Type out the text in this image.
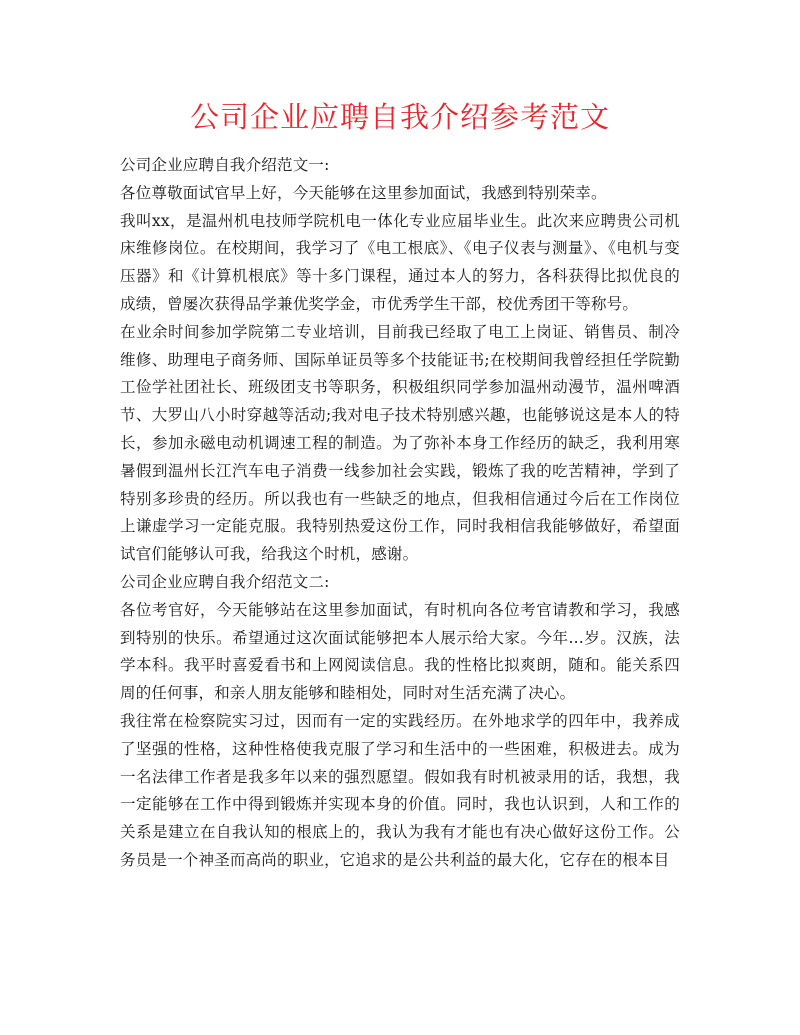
公司企业应聘自我介绍参考范文

公司企业应聘自我介绍范文一:

各位尊敬面试官早上好，今天能够在这里参加面试，我感到特别荣幸。

我叫xx，是温州机电技师学院机电一体化专业应届毕业生。此次来应聘贵公司机床维修岗位。在校期间，我学习了《电工根底》、《电子仪表与测量》、《电机与变压器》和《计算机根底》等十多门课程，通过本人的努力，各科获得比拟优良的成绩，曾屡次获得品学兼优奖学金，市优秀学生干部，校优秀团干等称号。

在业余时间参加学院第二专业培训，目前我已经取了电工上岗证、销售员、制冷维修、助理电子商务师、国际单证员等多个技能证书;在校期间我曾经担任学院勤工俭学社团社长、班级团支书等职务，积极组织同学参加温州动漫节，温州啤酒节、大罗山八小时穿越等活动;我对电子技术特别感兴趣，也能够说这是本人的特长，参加永磁电动机调速工程的制造。为了弥补本身工作经历的缺乏，我利用寒暑假到温州长江汽车电子消费一线参加社会实践，锻炼了我的吃苦精神，学到了特别多珍贵的经历。所以我也有一些缺乏的地点，但我相信通过今后在工作岗位上谦虚学习一定能克服。我特别热爱这份工作，同时我相信我能够做好，希望面试官们能够认可我，给我这个时机，感谢。

公司企业应聘自我介绍范文二:

各位考官好，今天能够站在这里参加面试，有时机向各位考官请教和学习，我感到特别的快乐。希望通过这次面试能够把本人展示给大家。今年...岁。汉族，法学本科。我平时喜爱看书和上网阅读信息。我的性格比拟爽朗，随和。能关系四周的任何事，和亲人朋友能够和睦相处，同时对生活充满了决心。

我往常在检察院实习过，因而有一定的实践经历。在外地求学的四年中，我养成了坚强的性格，这种性格使我克服了学习和生活中的一些困难，积极进去。成为一名法律工作者是我多年以来的强烈愿望。假如我有时机被录用的话，我想，我一定能够在工作中得到锻炼并实现本身的价值。同时，我也认识到，人和工作的关系是建立在自我认知的根底上的，我认为我有才能也有决心做好这份工作。公务员是一个神圣而高尚的职业，它追求的是公共利益的最大化，它存在的根本目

======

◆ Required work ◆
Any pictures should be dropped; transcribe the rest of the records above exactly.

◆ Answer in full ◆
Type out the text in this image.
公司企业应聘自我介绍参考范文

公司企业应聘自我介绍范文一:

各位尊敬面试官早上好，今天能够在这里参加面试，我感到特别荣幸。

我叫xx，是温州机电技师学院机电一体化专业应届毕业生。此次来应聘贵公司机床维修岗位。在校期间，我学习了《电工根底》、《电子仪表与测量》、《电机与变压器》和《计算机根底》等十多门课程，通过本人的努力，各科获得比拟优良的成绩，曾屡次获得品学兼优奖学金，市优秀学生干部，校优秀团干等称号。

在业余时间参加学院第二专业培训，目前我已经取了电工上岗证、销售员、制冷维修、助理电子商务师、国际单证员等多个技能证书;在校期间我曾经担任学院勤工俭学社团社长、班级团支书等职务，积极组织同学参加温州动漫节，温州啤酒节、大罗山八小时穿越等活动;我对电子技术特别感兴趣，也能够说这是本人的特长，参加永磁电动机调速工程的制造。为了弥补本身工作经历的缺乏，我利用寒暑假到温州长江汽车电子消费一线参加社会实践，锻炼了我的吃苦精神，学到了特别多珍贵的经历。所以我也有一些缺乏的地点，但我相信通过今后在工作岗位上谦虚学习一定能克服。我特别热爱这份工作，同时我相信我能够做好，希望面试官们能够认可我，给我这个时机，感谢。

公司企业应聘自我介绍范文二:

各位考官好，今天能够站在这里参加面试，有时机向各位考官请教和学习，我感到特别的快乐。希望通过这次面试能够把本人展示给大家。今年...岁。汉族，法学本科。我平时喜爱看书和上网阅读信息。我的性格比拟爽朗，随和。能关系四周的任何事，和亲人朋友能够和睦相处，同时对生活充满了决心。

我往常在检察院实习过，因而有一定的实践经历。在外地求学的四年中，我养成了坚强的性格，这种性格使我克服了学习和生活中的一些困难，积极进去。成为一名法律工作者是我多年以来的强烈愿望。假如我有时机被录用的话，我想，我一定能够在工作中得到锻炼并实现本身的价值。同时，我也认识到，人和工作的关系是建立在自我认知的根底上的，我认为我有才能也有决心做好这份工作。公务员是一个神圣而高尚的职业，它追求的是公共利益的最大化，它存在的根本目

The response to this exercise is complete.